* WHAT TO PRODUCE
Copy each entry as it stands, leaving nothing out.

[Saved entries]
## Begin
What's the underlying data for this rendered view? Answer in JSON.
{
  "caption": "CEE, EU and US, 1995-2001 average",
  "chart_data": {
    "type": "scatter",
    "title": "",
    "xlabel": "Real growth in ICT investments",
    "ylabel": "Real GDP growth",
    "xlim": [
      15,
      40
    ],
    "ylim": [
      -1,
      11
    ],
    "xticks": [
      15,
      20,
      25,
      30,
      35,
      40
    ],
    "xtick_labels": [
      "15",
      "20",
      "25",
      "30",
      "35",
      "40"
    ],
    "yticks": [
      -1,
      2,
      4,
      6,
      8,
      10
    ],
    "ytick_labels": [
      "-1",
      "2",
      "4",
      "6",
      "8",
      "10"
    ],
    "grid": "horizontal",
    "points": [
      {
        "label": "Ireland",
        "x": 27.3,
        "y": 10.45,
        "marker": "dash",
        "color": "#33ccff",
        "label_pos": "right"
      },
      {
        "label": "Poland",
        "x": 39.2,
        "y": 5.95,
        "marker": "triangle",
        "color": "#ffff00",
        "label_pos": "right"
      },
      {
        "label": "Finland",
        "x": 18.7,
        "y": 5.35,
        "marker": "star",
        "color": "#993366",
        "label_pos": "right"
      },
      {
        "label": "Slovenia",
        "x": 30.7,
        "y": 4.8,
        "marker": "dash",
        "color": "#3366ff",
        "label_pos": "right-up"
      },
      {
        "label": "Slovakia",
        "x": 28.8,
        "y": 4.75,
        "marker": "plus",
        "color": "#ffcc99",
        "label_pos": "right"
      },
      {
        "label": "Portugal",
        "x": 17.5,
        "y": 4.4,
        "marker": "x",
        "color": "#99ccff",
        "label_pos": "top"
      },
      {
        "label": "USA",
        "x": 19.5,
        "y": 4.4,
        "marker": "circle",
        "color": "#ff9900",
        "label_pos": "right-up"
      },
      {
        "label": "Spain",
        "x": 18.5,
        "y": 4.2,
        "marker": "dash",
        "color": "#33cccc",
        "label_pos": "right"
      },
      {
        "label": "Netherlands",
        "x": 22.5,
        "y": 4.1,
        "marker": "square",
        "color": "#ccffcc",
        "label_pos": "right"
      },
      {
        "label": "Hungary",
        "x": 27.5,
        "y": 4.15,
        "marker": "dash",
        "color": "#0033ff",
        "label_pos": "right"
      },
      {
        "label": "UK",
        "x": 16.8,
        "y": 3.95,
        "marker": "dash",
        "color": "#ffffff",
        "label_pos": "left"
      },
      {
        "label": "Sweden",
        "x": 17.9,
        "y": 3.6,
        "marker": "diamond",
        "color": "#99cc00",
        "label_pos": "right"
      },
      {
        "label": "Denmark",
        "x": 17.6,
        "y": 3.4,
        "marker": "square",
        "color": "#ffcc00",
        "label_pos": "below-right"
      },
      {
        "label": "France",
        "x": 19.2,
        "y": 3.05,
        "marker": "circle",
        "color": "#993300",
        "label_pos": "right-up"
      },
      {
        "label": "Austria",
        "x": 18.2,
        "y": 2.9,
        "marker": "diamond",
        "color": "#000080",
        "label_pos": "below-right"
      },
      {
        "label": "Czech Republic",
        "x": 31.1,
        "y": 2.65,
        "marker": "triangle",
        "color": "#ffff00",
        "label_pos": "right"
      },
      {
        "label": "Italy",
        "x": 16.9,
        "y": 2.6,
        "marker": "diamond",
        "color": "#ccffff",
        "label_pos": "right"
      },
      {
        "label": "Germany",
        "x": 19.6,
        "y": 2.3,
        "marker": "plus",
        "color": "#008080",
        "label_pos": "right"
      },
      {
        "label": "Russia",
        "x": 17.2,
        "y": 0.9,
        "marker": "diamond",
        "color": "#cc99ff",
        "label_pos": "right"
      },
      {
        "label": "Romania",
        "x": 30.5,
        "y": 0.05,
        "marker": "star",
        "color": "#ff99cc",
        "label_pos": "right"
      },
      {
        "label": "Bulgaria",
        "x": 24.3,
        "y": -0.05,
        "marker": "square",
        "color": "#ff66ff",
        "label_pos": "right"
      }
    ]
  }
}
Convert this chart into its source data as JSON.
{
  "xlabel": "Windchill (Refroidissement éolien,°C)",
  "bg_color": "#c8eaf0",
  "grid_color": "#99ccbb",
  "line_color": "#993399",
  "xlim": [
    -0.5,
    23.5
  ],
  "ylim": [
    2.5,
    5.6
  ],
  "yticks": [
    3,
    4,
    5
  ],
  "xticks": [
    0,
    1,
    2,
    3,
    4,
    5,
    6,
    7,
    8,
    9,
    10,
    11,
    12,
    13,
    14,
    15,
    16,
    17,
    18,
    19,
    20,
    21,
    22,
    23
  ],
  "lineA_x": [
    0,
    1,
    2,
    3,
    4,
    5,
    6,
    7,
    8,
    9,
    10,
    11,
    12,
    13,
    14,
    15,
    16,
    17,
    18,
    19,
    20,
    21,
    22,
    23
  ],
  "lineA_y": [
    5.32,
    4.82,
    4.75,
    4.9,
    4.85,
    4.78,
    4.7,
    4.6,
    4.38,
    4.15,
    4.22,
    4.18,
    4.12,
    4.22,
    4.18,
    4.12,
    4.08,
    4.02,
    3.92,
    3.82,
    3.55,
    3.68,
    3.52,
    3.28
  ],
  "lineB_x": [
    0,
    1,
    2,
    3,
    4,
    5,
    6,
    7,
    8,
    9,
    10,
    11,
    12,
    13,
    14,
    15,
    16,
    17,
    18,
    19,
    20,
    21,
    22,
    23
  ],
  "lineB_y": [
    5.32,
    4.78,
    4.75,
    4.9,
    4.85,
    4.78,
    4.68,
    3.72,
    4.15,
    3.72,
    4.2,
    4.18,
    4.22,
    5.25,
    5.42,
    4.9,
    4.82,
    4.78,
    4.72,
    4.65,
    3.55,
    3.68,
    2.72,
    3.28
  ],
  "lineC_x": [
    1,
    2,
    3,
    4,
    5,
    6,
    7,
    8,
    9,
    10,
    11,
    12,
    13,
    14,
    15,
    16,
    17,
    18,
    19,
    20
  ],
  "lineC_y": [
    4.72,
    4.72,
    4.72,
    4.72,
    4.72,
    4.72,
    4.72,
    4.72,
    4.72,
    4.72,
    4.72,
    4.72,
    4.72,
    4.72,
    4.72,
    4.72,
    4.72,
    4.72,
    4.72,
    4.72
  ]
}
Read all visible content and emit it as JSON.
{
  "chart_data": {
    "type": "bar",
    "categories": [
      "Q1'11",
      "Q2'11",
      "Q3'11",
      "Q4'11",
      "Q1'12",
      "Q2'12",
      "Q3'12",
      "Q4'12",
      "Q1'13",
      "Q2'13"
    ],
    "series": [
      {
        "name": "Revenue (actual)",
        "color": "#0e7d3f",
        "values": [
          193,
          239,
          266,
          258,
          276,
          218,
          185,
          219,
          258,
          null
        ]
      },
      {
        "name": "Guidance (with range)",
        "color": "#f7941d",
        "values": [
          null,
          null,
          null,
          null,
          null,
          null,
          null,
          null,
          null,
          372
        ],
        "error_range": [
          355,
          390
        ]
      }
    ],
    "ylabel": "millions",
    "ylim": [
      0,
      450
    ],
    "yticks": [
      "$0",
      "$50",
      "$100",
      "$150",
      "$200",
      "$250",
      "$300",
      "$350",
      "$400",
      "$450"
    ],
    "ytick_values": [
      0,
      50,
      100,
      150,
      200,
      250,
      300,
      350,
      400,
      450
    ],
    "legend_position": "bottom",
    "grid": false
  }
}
## End
* EXERCISE RESULT
What's the underlying data for this rendered view? Answer in JSON.
{
  "caption": "CEE, EU and US, 1995-2001 average",
  "chart_data": {
    "type": "scatter",
    "title": "",
    "xlabel": "Real growth in ICT investments",
    "ylabel": "Real GDP growth",
    "xlim": [
      15,
      40
    ],
    "ylim": [
      -1,
      11
    ],
    "xticks": [
      15,
      20,
      25,
      30,
      35,
      40
    ],
    "xtick_labels": [
      "15",
      "20",
      "25",
      "30",
      "35",
      "40"
    ],
    "yticks": [
      -1,
      2,
      4,
      6,
      8,
      10
    ],
    "ytick_labels": [
      "-1",
      "2",
      "4",
      "6",
      "8",
      "10"
    ],
    "grid": "horizontal",
    "points": [
      {
        "label": "Ireland",
        "x": 27.3,
        "y": 10.45,
        "marker": "dash",
        "color": "#33ccff",
        "label_pos": "right"
      },
      {
        "label": "Poland",
        "x": 39.2,
        "y": 5.95,
        "marker": "triangle",
        "color": "#ffff00",
        "label_pos": "right"
      },
      {
        "label": "Finland",
        "x": 18.7,
        "y": 5.35,
        "marker": "star",
        "color": "#993366",
        "label_pos": "right"
      },
      {
        "label": "Slovenia",
        "x": 30.7,
        "y": 4.8,
        "marker": "dash",
        "color": "#3366ff",
        "label_pos": "right-up"
      },
      {
        "label": "Slovakia",
        "x": 28.8,
        "y": 4.75,
        "marker": "plus",
        "color": "#ffcc99",
        "label_pos": "right"
      },
      {
        "label": "Portugal",
        "x": 17.5,
        "y": 4.4,
        "marker": "x",
        "color": "#99ccff",
        "label_pos": "top"
      },
      {
        "label": "USA",
        "x": 19.5,
        "y": 4.4,
        "marker": "circle",
        "color": "#ff9900",
        "label_pos": "right-up"
      },
      {
        "label": "Spain",
        "x": 18.5,
        "y": 4.2,
        "marker": "dash",
        "color": "#33cccc",
        "label_pos": "right"
      },
      {
        "label": "Netherlands",
        "x": 22.5,
        "y": 4.1,
        "marker": "square",
        "color": "#ccffcc",
        "label_pos": "right"
      },
      {
        "label": "Hungary",
        "x": 27.5,
        "y": 4.15,
        "marker": "dash",
        "color": "#0033ff",
        "label_pos": "right"
      },
      {
        "label": "UK",
        "x": 16.8,
        "y": 3.95,
        "marker": "dash",
        "color": "#ffffff",
        "label_pos": "left"
      },
      {
        "label": "Sweden",
        "x": 17.9,
        "y": 3.6,
        "marker": "diamond",
        "color": "#99cc00",
        "label_pos": "right"
      },
      {
        "label": "Denmark",
        "x": 17.6,
        "y": 3.4,
        "marker": "square",
        "color": "#ffcc00",
        "label_pos": "below-right"
      },
      {
        "label": "France",
        "x": 19.2,
        "y": 3.05,
        "marker": "circle",
        "color": "#993300",
        "label_pos": "right-up"
      },
      {
        "label": "Austria",
        "x": 18.2,
        "y": 2.9,
        "marker": "diamond",
        "color": "#000080",
        "label_pos": "below-right"
      },
      {
        "label": "Czech Republic",
        "x": 31.1,
        "y": 2.65,
        "marker": "triangle",
        "color": "#ffff00",
        "label_pos": "right"
      },
      {
        "label": "Italy",
        "x": 16.9,
        "y": 2.6,
        "marker": "diamond",
        "color": "#ccffff",
        "label_pos": "right"
      },
      {
        "label": "Germany",
        "x": 19.6,
        "y": 2.3,
        "marker": "plus",
        "color": "#008080",
        "label_pos": "right"
      },
      {
        "label": "Russia",
        "x": 17.2,
        "y": 0.9,
        "marker": "diamond",
        "color": "#cc99ff",
        "label_pos": "right"
      },
      {
        "label": "Romania",
        "x": 30.5,
        "y": 0.05,
        "marker": "star",
        "color": "#ff99cc",
        "label_pos": "right"
      },
      {
        "label": "Bulgaria",
        "x": 24.3,
        "y": -0.05,
        "marker": "square",
        "color": "#ff66ff",
        "label_pos": "right"
      }
    ]
  }
}
Convert this chart into its source data as JSON.
{
  "xlabel": "Windchill (Refroidissement éolien,°C)",
  "bg_color": "#c8eaf0",
  "grid_color": "#99ccbb",
  "line_color": "#993399",
  "xlim": [
    -0.5,
    23.5
  ],
  "ylim": [
    2.5,
    5.6
  ],
  "yticks": [
    3,
    4,
    5
  ],
  "xticks": [
    0,
    1,
    2,
    3,
    4,
    5,
    6,
    7,
    8,
    9,
    10,
    11,
    12,
    13,
    14,
    15,
    16,
    17,
    18,
    19,
    20,
    21,
    22,
    23
  ],
  "lineA_x": [
    0,
    1,
    2,
    3,
    4,
    5,
    6,
    7,
    8,
    9,
    10,
    11,
    12,
    13,
    14,
    15,
    16,
    17,
    18,
    19,
    20,
    21,
    22,
    23
  ],
  "lineA_y": [
    5.32,
    4.82,
    4.75,
    4.9,
    4.85,
    4.78,
    4.7,
    4.6,
    4.38,
    4.15,
    4.22,
    4.18,
    4.12,
    4.22,
    4.18,
    4.12,
    4.08,
    4.02,
    3.92,
    3.82,
    3.55,
    3.68,
    3.52,
    3.28
  ],
  "lineB_x": [
    0,
    1,
    2,
    3,
    4,
    5,
    6,
    7,
    8,
    9,
    10,
    11,
    12,
    13,
    14,
    15,
    16,
    17,
    18,
    19,
    20,
    21,
    22,
    23
  ],
  "lineB_y": [
    5.32,
    4.78,
    4.75,
    4.9,
    4.85,
    4.78,
    4.68,
    3.72,
    4.15,
    3.72,
    4.2,
    4.18,
    4.22,
    5.25,
    5.42,
    4.9,
    4.82,
    4.78,
    4.72,
    4.65,
    3.55,
    3.68,
    2.72,
    3.28
  ],
  "lineC_x": [
    1,
    2,
    3,
    4,
    5,
    6,
    7,
    8,
    9,
    10,
    11,
    12,
    13,
    14,
    15,
    16,
    17,
    18,
    19,
    20
  ],
  "lineC_y": [
    4.72,
    4.72,
    4.72,
    4.72,
    4.72,
    4.72,
    4.72,
    4.72,
    4.72,
    4.72,
    4.72,
    4.72,
    4.72,
    4.72,
    4.72,
    4.72,
    4.72,
    4.72,
    4.72,
    4.72
  ]
}
Read all visible content and emit it as JSON.
{
  "chart_data": {
    "type": "bar",
    "categories": [
      "Q1'11",
      "Q2'11",
      "Q3'11",
      "Q4'11",
      "Q1'12",
      "Q2'12",
      "Q3'12",
      "Q4'12",
      "Q1'13",
      "Q2'13"
    ],
    "series": [
      {
        "name": "Revenue (actual)",
        "color": "#0e7d3f",
        "values": [
          193,
          239,
          266,
          258,
          276,
          218,
          185,
          219,
          258,
          null
        ]
      },
      {
        "name": "Guidance (with range)",
        "color": "#f7941d",
        "values": [
          null,
          null,
          null,
          null,
          null,
          null,
          null,
          null,
          null,
          372
        ],
        "error_range": [
          355,
          390
        ]
      }
    ],
    "ylabel": "millions",
    "ylim": [
      0,
      450
    ],
    "yticks": [
      "$0",
      "$50",
      "$100",
      "$150",
      "$200",
      "$250",
      "$300",
      "$350",
      "$400",
      "$450"
    ],
    "ytick_values": [
      0,
      50,
      100,
      150,
      200,
      250,
      300,
      350,
      400,
      450
    ],
    "legend_position": "bottom",
    "grid": false
  }
}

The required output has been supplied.